YOUR GOAL:
Render every line of the material below as a JSON list of strings, one string per line, omitting any blank lines.

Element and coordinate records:
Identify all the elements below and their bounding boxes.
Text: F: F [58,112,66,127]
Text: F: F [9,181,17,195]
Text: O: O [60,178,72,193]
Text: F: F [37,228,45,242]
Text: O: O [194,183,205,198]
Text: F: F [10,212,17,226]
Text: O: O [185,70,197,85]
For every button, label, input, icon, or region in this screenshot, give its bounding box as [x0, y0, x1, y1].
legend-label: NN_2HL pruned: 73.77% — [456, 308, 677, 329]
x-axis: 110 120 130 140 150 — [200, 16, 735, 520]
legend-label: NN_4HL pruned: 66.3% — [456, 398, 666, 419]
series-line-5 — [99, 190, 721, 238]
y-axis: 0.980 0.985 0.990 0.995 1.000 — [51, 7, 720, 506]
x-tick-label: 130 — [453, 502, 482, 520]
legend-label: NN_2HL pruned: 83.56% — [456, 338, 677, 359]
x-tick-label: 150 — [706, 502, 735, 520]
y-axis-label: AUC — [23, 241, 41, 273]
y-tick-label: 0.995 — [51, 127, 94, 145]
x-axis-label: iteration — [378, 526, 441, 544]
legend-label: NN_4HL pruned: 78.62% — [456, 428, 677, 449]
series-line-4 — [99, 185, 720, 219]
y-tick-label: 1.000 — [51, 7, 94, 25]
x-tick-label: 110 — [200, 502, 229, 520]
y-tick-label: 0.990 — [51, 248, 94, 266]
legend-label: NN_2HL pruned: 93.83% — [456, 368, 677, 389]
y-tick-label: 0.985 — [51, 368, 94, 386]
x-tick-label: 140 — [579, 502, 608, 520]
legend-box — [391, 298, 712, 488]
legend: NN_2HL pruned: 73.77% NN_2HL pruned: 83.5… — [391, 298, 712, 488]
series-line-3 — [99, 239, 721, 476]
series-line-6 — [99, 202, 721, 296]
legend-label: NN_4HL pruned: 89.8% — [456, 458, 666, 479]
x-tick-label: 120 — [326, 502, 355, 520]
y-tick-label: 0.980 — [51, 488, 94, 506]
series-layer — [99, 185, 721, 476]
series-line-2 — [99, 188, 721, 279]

RESPONSE TO THIS EXERCISE:
[
  "Identify all the elements below and their bounding boxes.",
  "Text: F: F [58,112,66,127]",
  "Text: F: F [9,181,17,195]",
  "Text: O: O [60,178,72,193]",
  "Text: F: F [37,228,45,242]",
  "Text: O: O [194,183,205,198]",
  "Text: F: F [10,212,17,226]",
  "Text: O: O [185,70,197,85]",
  "For every button, label, input, icon, or region in this screenshot, give its bounding box as [x0, y0, x1, y1].",
  "legend-label: NN_2HL pruned: 73.77% — [456, 308, 677, 329]",
  "x-axis: 110 120 130 140 150 — [200, 16, 735, 520]",
  "legend-label: NN_4HL pruned: 66.3% — [456, 398, 666, 419]",
  "series-line-5 — [99, 190, 721, 238]",
  "y-axis: 0.980 0.985 0.990 0.995 1.000 — [51, 7, 720, 506]",
  "x-tick-label: 130 — [453, 502, 482, 520]",
  "legend-label: NN_2HL pruned: 83.56% — [456, 338, 677, 359]",
  "x-tick-label: 150 — [706, 502, 735, 520]",
  "y-axis-label: AUC — [23, 241, 41, 273]",
  "y-tick-label: 0.995 — [51, 127, 94, 145]",
  "x-axis-label: iteration — [378, 526, 441, 544]",
  "legend-label: NN_4HL pruned: 78.62% — [456, 428, 677, 449]",
  "series-line-4 — [99, 185, 720, 219]",
  "y-tick-label: 1.000 — [51, 7, 94, 25]",
  "x-tick-label: 110 — [200, 502, 229, 520]",
  "y-tick-label: 0.990 — [51, 248, 94, 266]",
  "legend-label: NN_2HL pruned: 93.83% — [456, 368, 677, 389]",
  "y-tick-label: 0.985 — [51, 368, 94, 386]",
  "x-tick-label: 140 — [579, 502, 608, 520]",
  "legend-box — [391, 298, 712, 488]",
  "legend: NN_2HL pruned: 73.77% NN_2HL pruned: 83.5… — [391, 298, 712, 488]",
  "series-line-3 — [99, 239, 721, 476]",
  "series-line-6 — [99, 202, 721, 296]",
  "legend-label: NN_4HL pruned: 89.8% — [456, 458, 666, 479]",
  "x-tick-label: 120 — [326, 502, 355, 520]",
  "y-tick-label: 0.980 — [51, 488, 94, 506]",
  "series-layer — [99, 185, 721, 476]",
  "series-line-2 — [99, 188, 721, 279]"
]